Collection entries
============

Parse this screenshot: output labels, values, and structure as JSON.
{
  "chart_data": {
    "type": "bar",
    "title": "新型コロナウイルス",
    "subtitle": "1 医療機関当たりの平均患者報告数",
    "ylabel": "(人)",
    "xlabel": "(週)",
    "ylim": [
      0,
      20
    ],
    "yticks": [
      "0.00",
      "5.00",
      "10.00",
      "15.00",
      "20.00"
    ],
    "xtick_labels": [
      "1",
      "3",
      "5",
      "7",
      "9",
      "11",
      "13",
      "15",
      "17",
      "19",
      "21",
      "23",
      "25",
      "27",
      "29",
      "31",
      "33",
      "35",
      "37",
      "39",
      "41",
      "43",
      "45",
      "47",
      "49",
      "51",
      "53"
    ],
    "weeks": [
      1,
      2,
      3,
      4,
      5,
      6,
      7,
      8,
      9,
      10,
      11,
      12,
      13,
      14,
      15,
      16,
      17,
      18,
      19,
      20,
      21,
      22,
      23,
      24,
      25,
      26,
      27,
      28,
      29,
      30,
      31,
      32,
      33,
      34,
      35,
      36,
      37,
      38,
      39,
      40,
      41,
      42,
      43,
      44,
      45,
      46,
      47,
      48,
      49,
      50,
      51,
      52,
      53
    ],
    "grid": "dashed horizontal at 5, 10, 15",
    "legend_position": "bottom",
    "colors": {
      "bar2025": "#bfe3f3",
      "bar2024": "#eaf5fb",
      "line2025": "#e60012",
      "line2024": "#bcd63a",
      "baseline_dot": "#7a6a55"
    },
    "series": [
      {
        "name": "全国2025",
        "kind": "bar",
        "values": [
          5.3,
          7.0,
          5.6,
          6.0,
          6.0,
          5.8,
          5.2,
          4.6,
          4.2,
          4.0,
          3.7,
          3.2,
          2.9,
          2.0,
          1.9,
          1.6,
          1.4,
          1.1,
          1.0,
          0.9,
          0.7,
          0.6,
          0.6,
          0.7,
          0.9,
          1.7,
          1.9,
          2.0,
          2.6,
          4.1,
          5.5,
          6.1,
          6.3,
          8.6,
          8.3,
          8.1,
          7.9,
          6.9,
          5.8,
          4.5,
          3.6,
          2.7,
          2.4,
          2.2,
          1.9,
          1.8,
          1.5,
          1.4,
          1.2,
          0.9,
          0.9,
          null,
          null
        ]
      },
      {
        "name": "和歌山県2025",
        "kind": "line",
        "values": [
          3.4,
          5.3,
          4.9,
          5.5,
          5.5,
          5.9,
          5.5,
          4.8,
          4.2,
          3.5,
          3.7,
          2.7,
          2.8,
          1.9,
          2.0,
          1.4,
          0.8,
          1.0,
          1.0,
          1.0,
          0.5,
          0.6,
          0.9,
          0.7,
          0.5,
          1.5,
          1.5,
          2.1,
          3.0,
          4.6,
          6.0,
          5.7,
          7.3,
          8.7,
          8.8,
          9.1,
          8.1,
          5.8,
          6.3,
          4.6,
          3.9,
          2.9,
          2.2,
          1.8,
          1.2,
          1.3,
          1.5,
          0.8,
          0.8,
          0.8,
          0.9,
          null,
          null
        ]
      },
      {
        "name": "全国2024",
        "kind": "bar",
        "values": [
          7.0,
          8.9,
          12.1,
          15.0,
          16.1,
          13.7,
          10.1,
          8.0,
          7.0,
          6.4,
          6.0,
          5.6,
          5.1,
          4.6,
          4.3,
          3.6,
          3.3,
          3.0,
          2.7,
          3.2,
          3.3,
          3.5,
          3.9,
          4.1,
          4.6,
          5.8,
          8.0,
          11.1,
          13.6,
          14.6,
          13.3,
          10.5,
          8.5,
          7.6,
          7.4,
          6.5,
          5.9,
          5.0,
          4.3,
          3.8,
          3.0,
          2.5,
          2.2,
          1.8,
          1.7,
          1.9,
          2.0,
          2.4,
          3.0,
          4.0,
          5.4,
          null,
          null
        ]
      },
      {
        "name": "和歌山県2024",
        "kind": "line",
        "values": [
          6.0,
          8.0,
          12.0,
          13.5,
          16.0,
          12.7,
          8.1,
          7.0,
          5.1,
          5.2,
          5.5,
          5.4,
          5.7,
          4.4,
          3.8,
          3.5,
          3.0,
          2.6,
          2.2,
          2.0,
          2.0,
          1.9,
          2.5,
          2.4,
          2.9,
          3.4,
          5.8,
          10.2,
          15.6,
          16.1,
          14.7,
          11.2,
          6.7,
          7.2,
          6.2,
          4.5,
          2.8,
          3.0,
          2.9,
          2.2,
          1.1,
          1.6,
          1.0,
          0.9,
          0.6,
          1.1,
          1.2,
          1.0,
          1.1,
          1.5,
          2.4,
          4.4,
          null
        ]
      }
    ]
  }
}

============

» GOAL
Each record above should be output again exactly.

» EXPECTED ANSWER
Parse this screenshot: output labels, values, and structure as JSON.
{
  "chart_data": {
    "type": "bar",
    "title": "新型コロナウイルス",
    "subtitle": "1 医療機関当たりの平均患者報告数",
    "ylabel": "(人)",
    "xlabel": "(週)",
    "ylim": [
      0,
      20
    ],
    "yticks": [
      "0.00",
      "5.00",
      "10.00",
      "15.00",
      "20.00"
    ],
    "xtick_labels": [
      "1",
      "3",
      "5",
      "7",
      "9",
      "11",
      "13",
      "15",
      "17",
      "19",
      "21",
      "23",
      "25",
      "27",
      "29",
      "31",
      "33",
      "35",
      "37",
      "39",
      "41",
      "43",
      "45",
      "47",
      "49",
      "51",
      "53"
    ],
    "weeks": [
      1,
      2,
      3,
      4,
      5,
      6,
      7,
      8,
      9,
      10,
      11,
      12,
      13,
      14,
      15,
      16,
      17,
      18,
      19,
      20,
      21,
      22,
      23,
      24,
      25,
      26,
      27,
      28,
      29,
      30,
      31,
      32,
      33,
      34,
      35,
      36,
      37,
      38,
      39,
      40,
      41,
      42,
      43,
      44,
      45,
      46,
      47,
      48,
      49,
      50,
      51,
      52,
      53
    ],
    "grid": "dashed horizontal at 5, 10, 15",
    "legend_position": "bottom",
    "colors": {
      "bar2025": "#bfe3f3",
      "bar2024": "#eaf5fb",
      "line2025": "#e60012",
      "line2024": "#bcd63a",
      "baseline_dot": "#7a6a55"
    },
    "series": [
      {
        "name": "全国2025",
        "kind": "bar",
        "values": [
          5.3,
          7.0,
          5.6,
          6.0,
          6.0,
          5.8,
          5.2,
          4.6,
          4.2,
          4.0,
          3.7,
          3.2,
          2.9,
          2.0,
          1.9,
          1.6,
          1.4,
          1.1,
          1.0,
          0.9,
          0.7,
          0.6,
          0.6,
          0.7,
          0.9,
          1.7,
          1.9,
          2.0,
          2.6,
          4.1,
          5.5,
          6.1,
          6.3,
          8.6,
          8.3,
          8.1,
          7.9,
          6.9,
          5.8,
          4.5,
          3.6,
          2.7,
          2.4,
          2.2,
          1.9,
          1.8,
          1.5,
          1.4,
          1.2,
          0.9,
          0.9,
          null,
          null
        ]
      },
      {
        "name": "和歌山県2025",
        "kind": "line",
        "values": [
          3.4,
          5.3,
          4.9,
          5.5,
          5.5,
          5.9,
          5.5,
          4.8,
          4.2,
          3.5,
          3.7,
          2.7,
          2.8,
          1.9,
          2.0,
          1.4,
          0.8,
          1.0,
          1.0,
          1.0,
          0.5,
          0.6,
          0.9,
          0.7,
          0.5,
          1.5,
          1.5,
          2.1,
          3.0,
          4.6,
          6.0,
          5.7,
          7.3,
          8.7,
          8.8,
          9.1,
          8.1,
          5.8,
          6.3,
          4.6,
          3.9,
          2.9,
          2.2,
          1.8,
          1.2,
          1.3,
          1.5,
          0.8,
          0.8,
          0.8,
          0.9,
          null,
          null
        ]
      },
      {
        "name": "全国2024",
        "kind": "bar",
        "values": [
          7.0,
          8.9,
          12.1,
          15.0,
          16.1,
          13.7,
          10.1,
          8.0,
          7.0,
          6.4,
          6.0,
          5.6,
          5.1,
          4.6,
          4.3,
          3.6,
          3.3,
          3.0,
          2.7,
          3.2,
          3.3,
          3.5,
          3.9,
          4.1,
          4.6,
          5.8,
          8.0,
          11.1,
          13.6,
          14.6,
          13.3,
          10.5,
          8.5,
          7.6,
          7.4,
          6.5,
          5.9,
          5.0,
          4.3,
          3.8,
          3.0,
          2.5,
          2.2,
          1.8,
          1.7,
          1.9,
          2.0,
          2.4,
          3.0,
          4.0,
          5.4,
          null,
          null
        ]
      },
      {
        "name": "和歌山県2024",
        "kind": "line",
        "values": [
          6.0,
          8.0,
          12.0,
          13.5,
          16.0,
          12.7,
          8.1,
          7.0,
          5.1,
          5.2,
          5.5,
          5.4,
          5.7,
          4.4,
          3.8,
          3.5,
          3.0,
          2.6,
          2.2,
          2.0,
          2.0,
          1.9,
          2.5,
          2.4,
          2.9,
          3.4,
          5.8,
          10.2,
          15.6,
          16.1,
          14.7,
          11.2,
          6.7,
          7.2,
          6.2,
          4.5,
          2.8,
          3.0,
          2.9,
          2.2,
          1.1,
          1.6,
          1.0,
          0.9,
          0.6,
          1.1,
          1.2,
          1.0,
          1.1,
          1.5,
          2.4,
          4.4,
          null
        ]
      }
    ]
  }
}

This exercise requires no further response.